GIVEN INSTRUCTION :: Copy the full set of lines exactly as given.

THE RECORDS ::
------------------------------------

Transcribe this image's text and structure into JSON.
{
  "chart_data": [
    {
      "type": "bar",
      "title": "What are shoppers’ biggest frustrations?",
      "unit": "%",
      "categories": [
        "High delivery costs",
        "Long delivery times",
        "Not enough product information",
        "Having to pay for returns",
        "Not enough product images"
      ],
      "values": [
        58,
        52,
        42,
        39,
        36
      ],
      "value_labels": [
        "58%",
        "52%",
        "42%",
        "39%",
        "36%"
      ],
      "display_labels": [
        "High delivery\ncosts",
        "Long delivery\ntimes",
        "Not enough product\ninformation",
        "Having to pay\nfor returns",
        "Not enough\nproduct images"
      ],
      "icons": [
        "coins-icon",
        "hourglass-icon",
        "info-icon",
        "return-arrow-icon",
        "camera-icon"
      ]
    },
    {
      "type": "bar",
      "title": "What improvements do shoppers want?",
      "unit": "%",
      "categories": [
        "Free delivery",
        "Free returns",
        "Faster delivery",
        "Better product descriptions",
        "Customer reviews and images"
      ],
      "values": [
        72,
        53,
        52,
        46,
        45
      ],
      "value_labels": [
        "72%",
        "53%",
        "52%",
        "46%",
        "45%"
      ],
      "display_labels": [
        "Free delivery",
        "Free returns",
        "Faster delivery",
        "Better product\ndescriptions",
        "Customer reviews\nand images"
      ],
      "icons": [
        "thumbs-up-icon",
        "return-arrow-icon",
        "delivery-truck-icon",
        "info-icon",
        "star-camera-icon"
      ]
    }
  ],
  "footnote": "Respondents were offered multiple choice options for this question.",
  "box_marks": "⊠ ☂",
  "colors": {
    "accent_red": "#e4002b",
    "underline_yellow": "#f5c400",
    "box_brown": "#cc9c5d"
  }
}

------------------------------------

OUTPUT FOR THIS EXERCISE ::
Transcribe this image's text and structure into JSON.
{
  "chart_data": [
    {
      "type": "bar",
      "title": "What are shoppers’ biggest frustrations?",
      "unit": "%",
      "categories": [
        "High delivery costs",
        "Long delivery times",
        "Not enough product information",
        "Having to pay for returns",
        "Not enough product images"
      ],
      "values": [
        58,
        52,
        42,
        39,
        36
      ],
      "value_labels": [
        "58%",
        "52%",
        "42%",
        "39%",
        "36%"
      ],
      "display_labels": [
        "High delivery\ncosts",
        "Long delivery\ntimes",
        "Not enough product\ninformation",
        "Having to pay\nfor returns",
        "Not enough\nproduct images"
      ],
      "icons": [
        "coins-icon",
        "hourglass-icon",
        "info-icon",
        "return-arrow-icon",
        "camera-icon"
      ]
    },
    {
      "type": "bar",
      "title": "What improvements do shoppers want?",
      "unit": "%",
      "categories": [
        "Free delivery",
        "Free returns",
        "Faster delivery",
        "Better product descriptions",
        "Customer reviews and images"
      ],
      "values": [
        72,
        53,
        52,
        46,
        45
      ],
      "value_labels": [
        "72%",
        "53%",
        "52%",
        "46%",
        "45%"
      ],
      "display_labels": [
        "Free delivery",
        "Free returns",
        "Faster delivery",
        "Better product\ndescriptions",
        "Customer reviews\nand images"
      ],
      "icons": [
        "thumbs-up-icon",
        "return-arrow-icon",
        "delivery-truck-icon",
        "info-icon",
        "star-camera-icon"
      ]
    }
  ],
  "footnote": "Respondents were offered multiple choice options for this question.",
  "box_marks": "⊠ ☂",
  "colors": {
    "accent_red": "#e4002b",
    "underline_yellow": "#f5c400",
    "box_brown": "#cc9c5d"
  }
}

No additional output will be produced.